## BEGIN DATA EXTRACT
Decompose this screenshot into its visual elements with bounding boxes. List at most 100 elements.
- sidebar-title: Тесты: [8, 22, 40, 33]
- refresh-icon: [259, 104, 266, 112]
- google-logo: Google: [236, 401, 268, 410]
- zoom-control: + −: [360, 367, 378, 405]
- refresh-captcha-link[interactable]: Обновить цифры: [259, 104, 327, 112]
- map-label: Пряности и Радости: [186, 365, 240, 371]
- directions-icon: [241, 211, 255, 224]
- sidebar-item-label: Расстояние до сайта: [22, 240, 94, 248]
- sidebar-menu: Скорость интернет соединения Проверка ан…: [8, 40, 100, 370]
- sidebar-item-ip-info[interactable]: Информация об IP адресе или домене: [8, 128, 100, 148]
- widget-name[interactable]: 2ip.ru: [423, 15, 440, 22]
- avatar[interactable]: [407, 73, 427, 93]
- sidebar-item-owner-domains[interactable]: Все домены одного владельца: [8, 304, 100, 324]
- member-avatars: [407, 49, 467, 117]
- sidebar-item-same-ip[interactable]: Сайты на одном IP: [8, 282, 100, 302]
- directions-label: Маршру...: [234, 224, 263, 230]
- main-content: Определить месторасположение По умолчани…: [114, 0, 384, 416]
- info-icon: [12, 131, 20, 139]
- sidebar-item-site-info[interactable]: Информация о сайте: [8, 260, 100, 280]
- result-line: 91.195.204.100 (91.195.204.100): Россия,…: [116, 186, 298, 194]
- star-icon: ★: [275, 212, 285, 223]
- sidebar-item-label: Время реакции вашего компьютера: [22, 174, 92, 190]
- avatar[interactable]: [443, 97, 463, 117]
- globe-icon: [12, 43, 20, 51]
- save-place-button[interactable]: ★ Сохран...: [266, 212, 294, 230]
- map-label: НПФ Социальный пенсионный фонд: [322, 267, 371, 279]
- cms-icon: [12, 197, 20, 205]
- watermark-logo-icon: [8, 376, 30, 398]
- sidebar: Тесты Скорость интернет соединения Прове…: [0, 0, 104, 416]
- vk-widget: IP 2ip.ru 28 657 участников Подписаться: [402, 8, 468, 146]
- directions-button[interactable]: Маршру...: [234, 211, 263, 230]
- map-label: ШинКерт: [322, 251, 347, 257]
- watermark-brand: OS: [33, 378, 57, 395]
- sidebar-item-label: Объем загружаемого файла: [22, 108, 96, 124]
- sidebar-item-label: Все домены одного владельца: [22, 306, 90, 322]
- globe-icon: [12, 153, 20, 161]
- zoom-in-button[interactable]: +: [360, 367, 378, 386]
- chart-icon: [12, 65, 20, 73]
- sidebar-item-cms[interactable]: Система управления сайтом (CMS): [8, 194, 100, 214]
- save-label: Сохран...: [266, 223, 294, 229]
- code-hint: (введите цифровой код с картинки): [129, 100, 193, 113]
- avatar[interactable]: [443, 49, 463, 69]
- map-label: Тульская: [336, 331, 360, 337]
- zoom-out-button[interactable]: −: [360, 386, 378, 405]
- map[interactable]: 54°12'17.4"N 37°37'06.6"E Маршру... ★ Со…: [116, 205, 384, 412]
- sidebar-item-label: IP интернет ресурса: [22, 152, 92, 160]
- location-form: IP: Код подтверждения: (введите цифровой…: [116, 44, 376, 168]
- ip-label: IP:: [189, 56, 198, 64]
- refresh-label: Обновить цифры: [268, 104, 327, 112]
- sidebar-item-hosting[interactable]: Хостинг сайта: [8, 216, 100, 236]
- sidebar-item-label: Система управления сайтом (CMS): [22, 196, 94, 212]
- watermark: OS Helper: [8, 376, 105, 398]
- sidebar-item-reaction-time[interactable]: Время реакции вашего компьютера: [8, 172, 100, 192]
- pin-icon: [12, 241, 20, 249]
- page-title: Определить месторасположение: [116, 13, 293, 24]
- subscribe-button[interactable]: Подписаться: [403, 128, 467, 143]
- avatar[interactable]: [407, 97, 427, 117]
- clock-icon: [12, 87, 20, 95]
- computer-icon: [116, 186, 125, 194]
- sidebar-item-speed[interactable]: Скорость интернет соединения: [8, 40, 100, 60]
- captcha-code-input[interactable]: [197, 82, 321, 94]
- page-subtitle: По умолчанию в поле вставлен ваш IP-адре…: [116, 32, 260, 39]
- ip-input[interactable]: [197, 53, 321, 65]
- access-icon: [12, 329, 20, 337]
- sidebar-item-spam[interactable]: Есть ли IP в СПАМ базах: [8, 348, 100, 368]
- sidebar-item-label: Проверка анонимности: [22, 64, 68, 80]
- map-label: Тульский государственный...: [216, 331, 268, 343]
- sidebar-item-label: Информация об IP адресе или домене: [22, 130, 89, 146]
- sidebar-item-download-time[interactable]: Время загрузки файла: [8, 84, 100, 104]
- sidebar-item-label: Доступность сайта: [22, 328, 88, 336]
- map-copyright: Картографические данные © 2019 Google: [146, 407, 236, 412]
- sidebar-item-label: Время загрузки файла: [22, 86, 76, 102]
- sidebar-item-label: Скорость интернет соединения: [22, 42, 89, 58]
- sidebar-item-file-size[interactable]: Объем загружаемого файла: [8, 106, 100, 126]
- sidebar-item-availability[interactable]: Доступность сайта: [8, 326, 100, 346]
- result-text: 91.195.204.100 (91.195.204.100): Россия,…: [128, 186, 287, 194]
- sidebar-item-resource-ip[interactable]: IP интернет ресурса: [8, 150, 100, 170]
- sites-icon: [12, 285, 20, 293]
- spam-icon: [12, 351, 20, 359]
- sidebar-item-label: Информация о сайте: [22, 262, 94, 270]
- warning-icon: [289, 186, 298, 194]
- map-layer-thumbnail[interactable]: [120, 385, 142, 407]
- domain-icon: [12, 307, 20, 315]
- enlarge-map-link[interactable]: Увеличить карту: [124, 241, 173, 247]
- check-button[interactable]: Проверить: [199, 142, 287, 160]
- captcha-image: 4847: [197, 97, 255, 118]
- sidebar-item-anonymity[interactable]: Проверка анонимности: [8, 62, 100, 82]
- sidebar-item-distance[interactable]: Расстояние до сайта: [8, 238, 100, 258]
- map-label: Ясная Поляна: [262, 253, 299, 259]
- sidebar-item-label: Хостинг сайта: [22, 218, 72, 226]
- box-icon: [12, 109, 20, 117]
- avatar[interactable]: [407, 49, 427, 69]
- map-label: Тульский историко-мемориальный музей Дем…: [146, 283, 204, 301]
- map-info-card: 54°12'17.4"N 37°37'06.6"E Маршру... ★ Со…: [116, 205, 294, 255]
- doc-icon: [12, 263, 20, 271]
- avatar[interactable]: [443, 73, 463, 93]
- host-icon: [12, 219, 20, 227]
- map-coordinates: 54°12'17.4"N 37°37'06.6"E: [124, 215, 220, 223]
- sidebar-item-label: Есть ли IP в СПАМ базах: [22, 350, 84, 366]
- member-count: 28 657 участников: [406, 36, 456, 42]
## END DATA EXTRACT
:: EXERCISE REQUIREMENTS ::
Reproduce every line of the items above word for word, with no changes.

:: RESULT ::
Decompose this screenshot into its visual elements with bounding boxes. List at most 100 elements.
- sidebar-title: Тесты: [8, 22, 40, 33]
- refresh-icon: [259, 104, 266, 112]
- google-logo: Google: [236, 401, 268, 410]
- zoom-control: + −: [360, 367, 378, 405]
- refresh-captcha-link[interactable]: Обновить цифры: [259, 104, 327, 112]
- map-label: Пряности и Радости: [186, 365, 240, 371]
- directions-icon: [241, 211, 255, 224]
- sidebar-item-label: Расстояние до сайта: [22, 240, 94, 248]
- sidebar-menu: Скорость интернет соединения Проверка ан…: [8, 40, 100, 370]
- sidebar-item-ip-info[interactable]: Информация об IP адресе или домене: [8, 128, 100, 148]
- widget-name[interactable]: 2ip.ru: [423, 15, 440, 22]
- avatar[interactable]: [407, 73, 427, 93]
- sidebar-item-owner-domains[interactable]: Все домены одного владельца: [8, 304, 100, 324]
- member-avatars: [407, 49, 467, 117]
- sidebar-item-same-ip[interactable]: Сайты на одном IP: [8, 282, 100, 302]
- directions-label: Маршру...: [234, 224, 263, 230]
- main-content: Определить месторасположение По умолчани…: [114, 0, 384, 416]
- info-icon: [12, 131, 20, 139]
- sidebar-item-site-info[interactable]: Информация о сайте: [8, 260, 100, 280]
- result-line: 91.195.204.100 (91.195.204.100): Россия,…: [116, 186, 298, 194]
- star-icon: ★: [275, 212, 285, 223]
- sidebar-item-label: Время реакции вашего компьютера: [22, 174, 92, 190]
- avatar[interactable]: [443, 97, 463, 117]
- globe-icon: [12, 43, 20, 51]
- save-place-button[interactable]: ★ Сохран...: [266, 212, 294, 230]
- map-label: НПФ Социальный пенсионный фонд: [322, 267, 371, 279]
- cms-icon: [12, 197, 20, 205]
- watermark-logo-icon: [8, 376, 30, 398]
- sidebar: Тесты Скорость интернет соединения Прове…: [0, 0, 104, 416]
- vk-widget: IP 2ip.ru 28 657 участников Подписаться: [402, 8, 468, 146]
- directions-button[interactable]: Маршру...: [234, 211, 263, 230]
- map-label: ШинКерт: [322, 251, 347, 257]
- watermark-brand: OS: [33, 378, 57, 395]
- sidebar-item-label: Объем загружаемого файла: [22, 108, 96, 124]
- sidebar-item-label: Все домены одного владельца: [22, 306, 90, 322]
- globe-icon: [12, 153, 20, 161]
- zoom-in-button[interactable]: +: [360, 367, 378, 386]
- chart-icon: [12, 65, 20, 73]
- sidebar-item-cms[interactable]: Система управления сайтом (CMS): [8, 194, 100, 214]
- save-label: Сохран...: [266, 223, 294, 229]
- code-hint: (введите цифровой код с картинки): [129, 100, 193, 113]
- avatar[interactable]: [443, 49, 463, 69]
- map-label: Тульская: [336, 331, 360, 337]
- zoom-out-button[interactable]: −: [360, 386, 378, 405]
- map[interactable]: 54°12'17.4"N 37°37'06.6"E Маршру... ★ Со…: [116, 205, 384, 412]
- sidebar-item-label: IP интернет ресурса: [22, 152, 92, 160]
- location-form: IP: Код подтверждения: (введите цифровой…: [116, 44, 376, 168]
- ip-label: IP:: [189, 56, 198, 64]
- refresh-label: Обновить цифры: [268, 104, 327, 112]
- sidebar-item-hosting[interactable]: Хостинг сайта: [8, 216, 100, 236]
- sidebar-item-label: Система управления сайтом (CMS): [22, 196, 94, 212]
- watermark: OS Helper: [8, 376, 105, 398]
- sidebar-item-reaction-time[interactable]: Время реакции вашего компьютера: [8, 172, 100, 192]
- pin-icon: [12, 241, 20, 249]
- page-title: Определить месторасположение: [116, 13, 293, 24]
- subscribe-button[interactable]: Подписаться: [403, 128, 467, 143]
- avatar[interactable]: [407, 97, 427, 117]
- clock-icon: [12, 87, 20, 95]
- computer-icon: [116, 186, 125, 194]
- sidebar-item-speed[interactable]: Скорость интернет соединения: [8, 40, 100, 60]
- captcha-code-input[interactable]: [197, 82, 321, 94]
- page-subtitle: По умолчанию в поле вставлен ваш IP-адре…: [116, 32, 260, 39]
- ip-input[interactable]: [197, 53, 321, 65]
- access-icon: [12, 329, 20, 337]
- sidebar-item-spam[interactable]: Есть ли IP в СПАМ базах: [8, 348, 100, 368]
- sidebar-item-label: Проверка анонимности: [22, 64, 68, 80]
- map-label: Тульский государственный...: [216, 331, 268, 343]
- sidebar-item-label: Информация об IP адресе или домене: [22, 130, 89, 146]
- sidebar-item-download-time[interactable]: Время загрузки файла: [8, 84, 100, 104]
- sidebar-item-label: Доступность сайта: [22, 328, 88, 336]
- map-copyright: Картографические данные © 2019 Google: [146, 407, 236, 412]
- sidebar-item-label: Время загрузки файла: [22, 86, 76, 102]
- sidebar-item-label: Скорость интернет соединения: [22, 42, 89, 58]
- sidebar-item-file-size[interactable]: Объем загружаемого файла: [8, 106, 100, 126]
- sidebar-item-availability[interactable]: Доступность сайта: [8, 326, 100, 346]
- result-text: 91.195.204.100 (91.195.204.100): Россия,…: [128, 186, 287, 194]
- sidebar-item-resource-ip[interactable]: IP интернет ресурса: [8, 150, 100, 170]
- sites-icon: [12, 285, 20, 293]
- spam-icon: [12, 351, 20, 359]
- sidebar-item-label: Информация о сайте: [22, 262, 94, 270]
- warning-icon: [289, 186, 298, 194]
- map-layer-thumbnail[interactable]: [120, 385, 142, 407]
- domain-icon: [12, 307, 20, 315]
- enlarge-map-link[interactable]: Увеличить карту: [124, 241, 173, 247]
- check-button[interactable]: Проверить: [199, 142, 287, 160]
- captcha-image: 4847: [197, 97, 255, 118]
- sidebar-item-anonymity[interactable]: Проверка анонимности: [8, 62, 100, 82]
- sidebar-item-distance[interactable]: Расстояние до сайта: [8, 238, 100, 258]
- map-label: Ясная Поляна: [262, 253, 299, 259]
- sidebar-item-label: Хостинг сайта: [22, 218, 72, 226]
- box-icon: [12, 109, 20, 117]
- avatar[interactable]: [407, 49, 427, 69]
- map-label: Тульский историко-мемориальный музей Дем…: [146, 283, 204, 301]
- map-info-card: 54°12'17.4"N 37°37'06.6"E Маршру... ★ Со…: [116, 205, 294, 255]
- doc-icon: [12, 263, 20, 271]
- avatar[interactable]: [443, 73, 463, 93]
- host-icon: [12, 219, 20, 227]
- map-coordinates: 54°12'17.4"N 37°37'06.6"E: [124, 215, 220, 223]
- sidebar-item-label: Есть ли IP в СПАМ базах: [22, 350, 84, 366]
- member-count: 28 657 участников: [406, 36, 456, 42]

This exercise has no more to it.